====== INPUT

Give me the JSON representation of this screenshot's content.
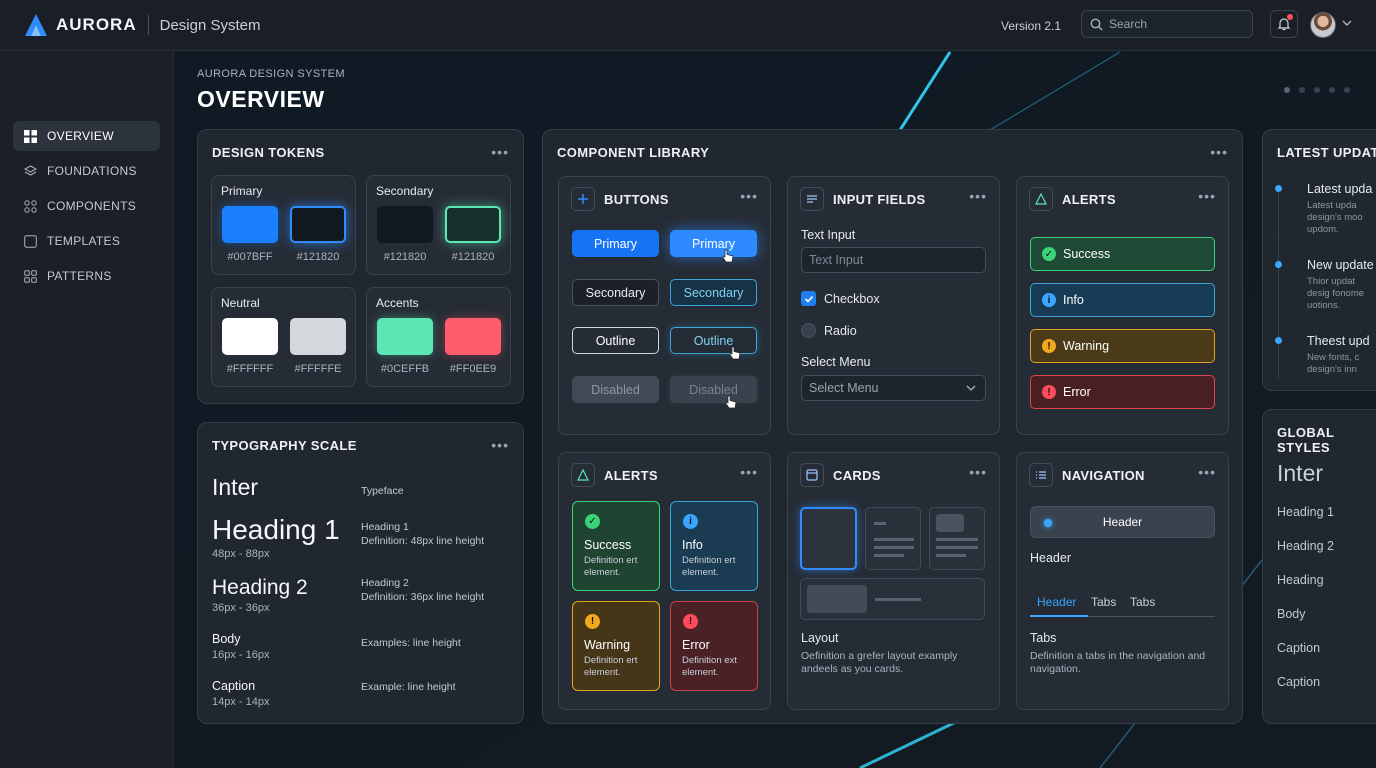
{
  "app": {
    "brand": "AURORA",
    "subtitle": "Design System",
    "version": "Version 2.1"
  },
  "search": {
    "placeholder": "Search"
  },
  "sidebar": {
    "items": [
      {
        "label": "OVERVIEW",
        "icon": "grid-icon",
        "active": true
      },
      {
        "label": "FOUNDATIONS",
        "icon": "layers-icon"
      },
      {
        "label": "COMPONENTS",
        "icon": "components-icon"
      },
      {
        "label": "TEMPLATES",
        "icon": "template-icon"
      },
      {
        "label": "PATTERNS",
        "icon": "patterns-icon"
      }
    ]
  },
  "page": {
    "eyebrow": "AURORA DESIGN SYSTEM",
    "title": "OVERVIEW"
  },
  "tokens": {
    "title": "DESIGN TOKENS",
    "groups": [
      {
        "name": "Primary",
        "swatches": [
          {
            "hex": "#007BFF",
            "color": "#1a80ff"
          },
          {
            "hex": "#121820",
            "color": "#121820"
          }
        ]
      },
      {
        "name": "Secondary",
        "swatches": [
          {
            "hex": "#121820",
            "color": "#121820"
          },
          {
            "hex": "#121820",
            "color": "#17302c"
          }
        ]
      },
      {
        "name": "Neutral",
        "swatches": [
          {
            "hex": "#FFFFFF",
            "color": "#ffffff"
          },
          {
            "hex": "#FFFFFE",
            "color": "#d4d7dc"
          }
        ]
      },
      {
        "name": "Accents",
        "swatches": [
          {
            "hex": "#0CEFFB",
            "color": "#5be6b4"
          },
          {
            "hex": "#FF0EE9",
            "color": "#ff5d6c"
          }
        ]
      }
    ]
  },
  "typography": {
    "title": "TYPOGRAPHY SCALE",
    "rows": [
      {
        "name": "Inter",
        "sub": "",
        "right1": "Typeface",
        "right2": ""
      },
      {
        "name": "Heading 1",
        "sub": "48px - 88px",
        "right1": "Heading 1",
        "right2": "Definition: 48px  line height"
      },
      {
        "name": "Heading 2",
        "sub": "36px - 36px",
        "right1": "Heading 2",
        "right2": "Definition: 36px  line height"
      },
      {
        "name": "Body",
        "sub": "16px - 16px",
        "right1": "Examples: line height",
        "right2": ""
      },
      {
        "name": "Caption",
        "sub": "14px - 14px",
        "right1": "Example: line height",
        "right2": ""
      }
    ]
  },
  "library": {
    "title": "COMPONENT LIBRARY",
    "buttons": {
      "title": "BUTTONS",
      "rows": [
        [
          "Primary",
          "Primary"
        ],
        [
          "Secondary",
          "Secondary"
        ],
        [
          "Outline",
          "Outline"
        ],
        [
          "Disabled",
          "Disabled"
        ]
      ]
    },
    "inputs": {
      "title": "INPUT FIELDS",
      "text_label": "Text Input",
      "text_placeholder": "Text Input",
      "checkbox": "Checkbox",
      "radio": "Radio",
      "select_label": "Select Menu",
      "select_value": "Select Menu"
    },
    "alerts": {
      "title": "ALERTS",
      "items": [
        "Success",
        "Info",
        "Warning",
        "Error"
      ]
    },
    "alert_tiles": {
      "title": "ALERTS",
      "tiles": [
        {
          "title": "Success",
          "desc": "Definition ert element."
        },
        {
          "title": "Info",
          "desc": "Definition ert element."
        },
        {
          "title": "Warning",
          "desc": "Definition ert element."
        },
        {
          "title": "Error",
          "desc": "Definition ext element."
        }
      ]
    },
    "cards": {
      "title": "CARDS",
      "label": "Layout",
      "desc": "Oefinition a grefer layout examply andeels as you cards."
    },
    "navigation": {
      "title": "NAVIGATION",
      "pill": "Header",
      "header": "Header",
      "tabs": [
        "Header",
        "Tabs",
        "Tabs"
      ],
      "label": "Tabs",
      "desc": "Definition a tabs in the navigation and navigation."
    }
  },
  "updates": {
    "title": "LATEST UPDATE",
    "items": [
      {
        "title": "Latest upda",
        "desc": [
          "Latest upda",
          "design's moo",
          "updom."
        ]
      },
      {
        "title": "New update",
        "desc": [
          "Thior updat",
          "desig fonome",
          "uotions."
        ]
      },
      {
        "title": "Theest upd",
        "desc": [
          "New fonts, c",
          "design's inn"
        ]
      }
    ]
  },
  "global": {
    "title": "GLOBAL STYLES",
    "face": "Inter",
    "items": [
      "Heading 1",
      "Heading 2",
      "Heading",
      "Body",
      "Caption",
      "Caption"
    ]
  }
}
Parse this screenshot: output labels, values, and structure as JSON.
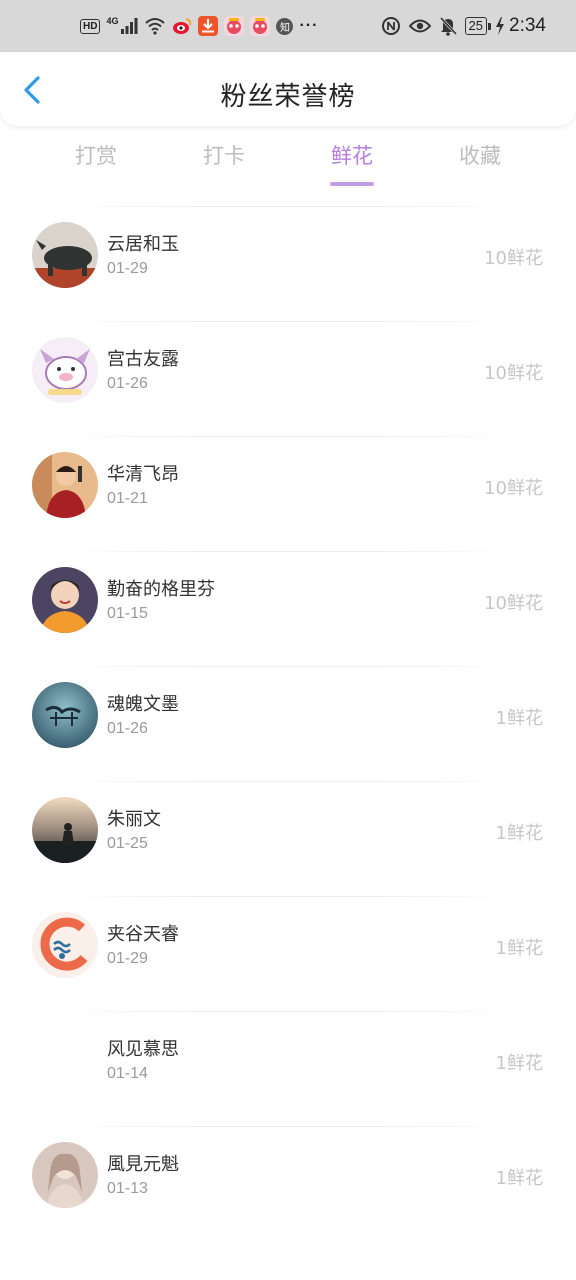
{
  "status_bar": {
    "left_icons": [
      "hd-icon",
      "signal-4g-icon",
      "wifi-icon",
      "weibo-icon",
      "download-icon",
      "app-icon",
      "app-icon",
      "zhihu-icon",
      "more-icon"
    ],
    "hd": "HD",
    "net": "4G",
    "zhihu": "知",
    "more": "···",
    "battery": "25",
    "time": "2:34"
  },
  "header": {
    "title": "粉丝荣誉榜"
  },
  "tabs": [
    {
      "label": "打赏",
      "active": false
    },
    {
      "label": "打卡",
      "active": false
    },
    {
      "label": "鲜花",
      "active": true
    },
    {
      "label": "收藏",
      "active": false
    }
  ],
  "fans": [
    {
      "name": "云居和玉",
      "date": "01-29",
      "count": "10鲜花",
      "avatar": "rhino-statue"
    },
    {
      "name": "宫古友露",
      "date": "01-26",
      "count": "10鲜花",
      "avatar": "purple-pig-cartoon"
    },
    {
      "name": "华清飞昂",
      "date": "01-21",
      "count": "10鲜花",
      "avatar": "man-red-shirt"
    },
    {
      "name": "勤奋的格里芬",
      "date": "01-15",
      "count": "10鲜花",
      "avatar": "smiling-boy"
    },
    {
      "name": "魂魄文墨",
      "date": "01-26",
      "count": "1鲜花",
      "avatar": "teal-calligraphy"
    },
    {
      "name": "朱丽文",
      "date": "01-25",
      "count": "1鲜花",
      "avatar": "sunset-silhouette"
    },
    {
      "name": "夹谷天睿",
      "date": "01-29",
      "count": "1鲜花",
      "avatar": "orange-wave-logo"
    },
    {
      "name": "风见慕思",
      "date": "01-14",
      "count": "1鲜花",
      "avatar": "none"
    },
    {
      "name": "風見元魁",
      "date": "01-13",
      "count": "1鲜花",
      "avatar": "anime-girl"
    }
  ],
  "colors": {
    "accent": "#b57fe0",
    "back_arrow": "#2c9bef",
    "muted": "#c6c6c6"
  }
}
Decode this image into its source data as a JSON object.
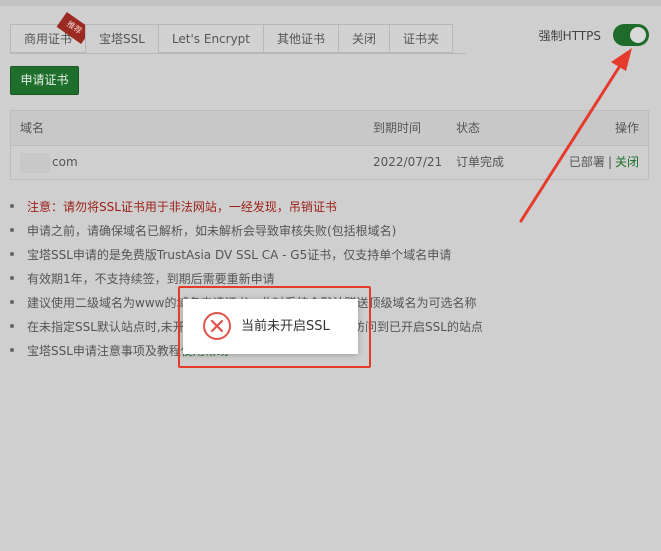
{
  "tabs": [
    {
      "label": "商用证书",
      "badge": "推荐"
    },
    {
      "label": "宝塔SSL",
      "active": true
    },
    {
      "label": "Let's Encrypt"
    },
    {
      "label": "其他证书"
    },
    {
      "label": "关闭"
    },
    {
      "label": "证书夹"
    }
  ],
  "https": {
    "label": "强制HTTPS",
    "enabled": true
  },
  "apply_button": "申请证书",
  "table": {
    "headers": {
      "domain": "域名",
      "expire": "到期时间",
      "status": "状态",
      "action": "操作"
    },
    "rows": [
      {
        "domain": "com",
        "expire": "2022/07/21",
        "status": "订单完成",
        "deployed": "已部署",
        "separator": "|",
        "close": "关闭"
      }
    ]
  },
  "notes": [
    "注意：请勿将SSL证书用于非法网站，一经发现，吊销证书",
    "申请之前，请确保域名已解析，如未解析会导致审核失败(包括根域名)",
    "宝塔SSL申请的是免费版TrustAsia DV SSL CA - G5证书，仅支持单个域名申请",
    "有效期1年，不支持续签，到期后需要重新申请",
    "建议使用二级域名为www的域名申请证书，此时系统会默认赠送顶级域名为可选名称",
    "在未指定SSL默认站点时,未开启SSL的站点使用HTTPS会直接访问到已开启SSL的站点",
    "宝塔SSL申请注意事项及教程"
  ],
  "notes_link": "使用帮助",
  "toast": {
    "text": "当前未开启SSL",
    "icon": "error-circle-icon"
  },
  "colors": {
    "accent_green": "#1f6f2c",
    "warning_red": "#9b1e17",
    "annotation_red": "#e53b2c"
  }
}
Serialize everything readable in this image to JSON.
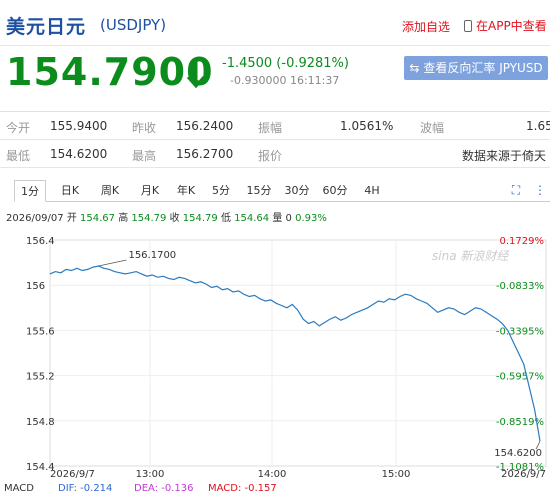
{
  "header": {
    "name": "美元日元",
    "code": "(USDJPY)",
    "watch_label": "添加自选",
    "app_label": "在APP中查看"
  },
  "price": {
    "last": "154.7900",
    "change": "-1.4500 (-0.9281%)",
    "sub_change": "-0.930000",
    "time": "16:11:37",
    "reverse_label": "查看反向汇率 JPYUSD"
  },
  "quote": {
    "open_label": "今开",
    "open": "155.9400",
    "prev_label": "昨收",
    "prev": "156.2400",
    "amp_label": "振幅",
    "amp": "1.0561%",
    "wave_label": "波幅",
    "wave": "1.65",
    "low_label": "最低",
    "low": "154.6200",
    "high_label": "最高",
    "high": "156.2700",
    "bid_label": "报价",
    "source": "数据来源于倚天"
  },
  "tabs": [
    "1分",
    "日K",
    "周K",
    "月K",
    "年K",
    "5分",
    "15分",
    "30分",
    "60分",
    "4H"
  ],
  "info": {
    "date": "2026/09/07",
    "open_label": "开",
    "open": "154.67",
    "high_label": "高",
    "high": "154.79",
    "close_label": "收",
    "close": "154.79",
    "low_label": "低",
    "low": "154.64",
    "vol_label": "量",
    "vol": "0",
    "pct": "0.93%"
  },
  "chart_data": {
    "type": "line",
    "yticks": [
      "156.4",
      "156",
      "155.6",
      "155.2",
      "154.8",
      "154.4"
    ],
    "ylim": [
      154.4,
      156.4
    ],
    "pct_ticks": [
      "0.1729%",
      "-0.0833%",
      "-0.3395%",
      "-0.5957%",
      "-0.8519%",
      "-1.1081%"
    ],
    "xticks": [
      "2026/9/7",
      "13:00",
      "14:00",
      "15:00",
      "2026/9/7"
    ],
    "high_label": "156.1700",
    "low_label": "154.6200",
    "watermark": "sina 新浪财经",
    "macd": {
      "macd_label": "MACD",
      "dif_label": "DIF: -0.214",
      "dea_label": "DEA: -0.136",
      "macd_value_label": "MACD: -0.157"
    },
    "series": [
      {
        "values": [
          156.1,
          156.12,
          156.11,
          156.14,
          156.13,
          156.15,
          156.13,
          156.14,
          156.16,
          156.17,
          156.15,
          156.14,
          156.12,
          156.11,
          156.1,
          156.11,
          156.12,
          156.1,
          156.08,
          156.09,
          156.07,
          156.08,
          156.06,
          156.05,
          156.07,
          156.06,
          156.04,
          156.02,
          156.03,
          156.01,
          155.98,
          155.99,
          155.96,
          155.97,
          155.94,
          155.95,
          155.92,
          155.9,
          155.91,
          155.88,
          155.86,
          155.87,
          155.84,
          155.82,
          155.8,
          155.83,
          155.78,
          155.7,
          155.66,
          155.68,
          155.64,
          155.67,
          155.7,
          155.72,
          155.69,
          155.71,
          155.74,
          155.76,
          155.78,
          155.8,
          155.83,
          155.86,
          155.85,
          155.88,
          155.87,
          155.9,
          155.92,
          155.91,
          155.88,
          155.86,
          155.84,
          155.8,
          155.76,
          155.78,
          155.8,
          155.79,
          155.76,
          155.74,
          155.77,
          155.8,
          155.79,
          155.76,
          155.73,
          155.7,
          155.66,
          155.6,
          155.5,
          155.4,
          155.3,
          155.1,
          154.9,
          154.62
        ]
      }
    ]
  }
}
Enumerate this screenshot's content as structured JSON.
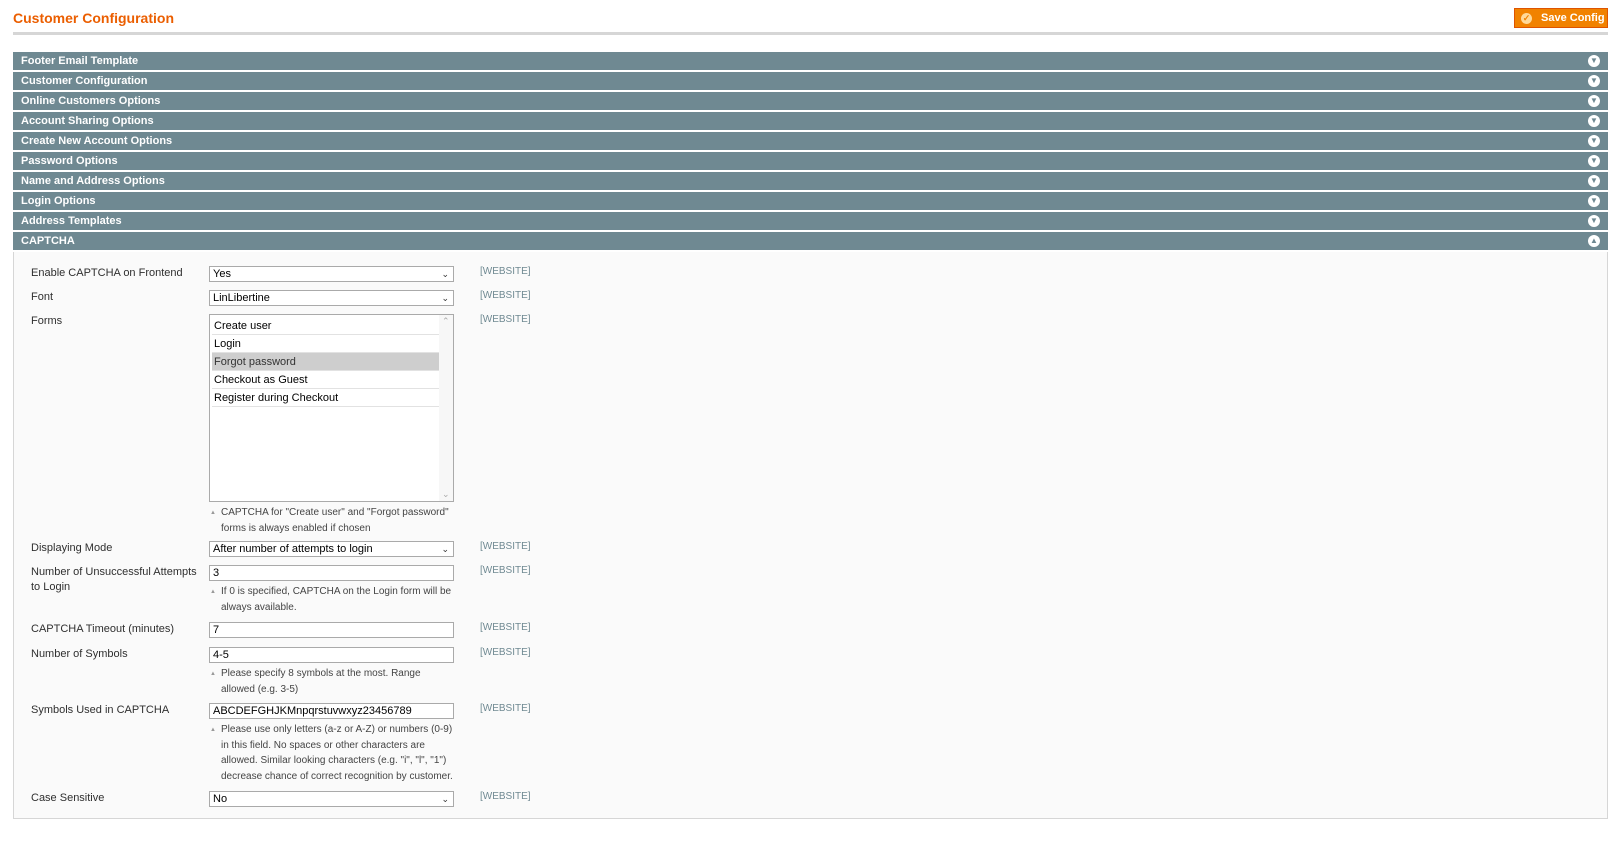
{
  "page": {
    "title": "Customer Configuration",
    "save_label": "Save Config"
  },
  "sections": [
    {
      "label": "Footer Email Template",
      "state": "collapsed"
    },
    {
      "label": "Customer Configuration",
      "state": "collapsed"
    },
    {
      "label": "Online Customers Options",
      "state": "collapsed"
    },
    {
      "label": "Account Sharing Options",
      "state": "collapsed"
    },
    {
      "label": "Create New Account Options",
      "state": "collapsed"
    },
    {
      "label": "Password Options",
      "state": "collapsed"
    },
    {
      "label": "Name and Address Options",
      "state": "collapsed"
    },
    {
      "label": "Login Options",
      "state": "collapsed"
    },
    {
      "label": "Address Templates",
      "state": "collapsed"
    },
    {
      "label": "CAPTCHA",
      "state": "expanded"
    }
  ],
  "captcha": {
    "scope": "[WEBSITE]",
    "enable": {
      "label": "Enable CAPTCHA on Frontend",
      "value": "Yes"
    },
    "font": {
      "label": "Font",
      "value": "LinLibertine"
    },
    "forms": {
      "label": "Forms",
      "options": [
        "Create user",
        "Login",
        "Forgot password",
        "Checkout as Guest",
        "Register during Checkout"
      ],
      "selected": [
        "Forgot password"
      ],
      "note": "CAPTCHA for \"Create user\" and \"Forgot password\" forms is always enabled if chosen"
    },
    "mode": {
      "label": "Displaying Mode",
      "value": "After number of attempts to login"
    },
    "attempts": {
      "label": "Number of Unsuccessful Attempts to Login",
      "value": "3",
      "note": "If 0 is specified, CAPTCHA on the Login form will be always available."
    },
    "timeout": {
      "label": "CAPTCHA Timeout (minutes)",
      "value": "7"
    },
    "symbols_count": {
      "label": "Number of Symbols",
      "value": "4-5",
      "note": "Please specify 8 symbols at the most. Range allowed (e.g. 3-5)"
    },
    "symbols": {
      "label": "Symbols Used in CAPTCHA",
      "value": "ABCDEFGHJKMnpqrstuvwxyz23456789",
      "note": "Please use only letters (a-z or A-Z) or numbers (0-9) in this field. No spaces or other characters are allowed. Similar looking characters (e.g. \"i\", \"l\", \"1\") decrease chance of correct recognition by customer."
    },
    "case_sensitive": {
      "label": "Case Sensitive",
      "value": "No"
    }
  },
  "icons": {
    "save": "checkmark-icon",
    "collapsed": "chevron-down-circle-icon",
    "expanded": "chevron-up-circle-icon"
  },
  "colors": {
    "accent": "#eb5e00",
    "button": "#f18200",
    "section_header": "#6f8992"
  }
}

============

**EXERCISE DESCRIPTION**
Pull out each line containing the word "Definition" and copy it.

**SOLUTION TO THIS TASK**
        "right2": "Definition: 48px  line height"
        "right2": "Definition: 36px  line height"
          "desc": "Definition ert element."
          "desc": "Definition ert element."
          "desc": "Definition ert element."
          "desc": "Definition ext element."
      "desc": "Definition a tabs in the navigation and navigation."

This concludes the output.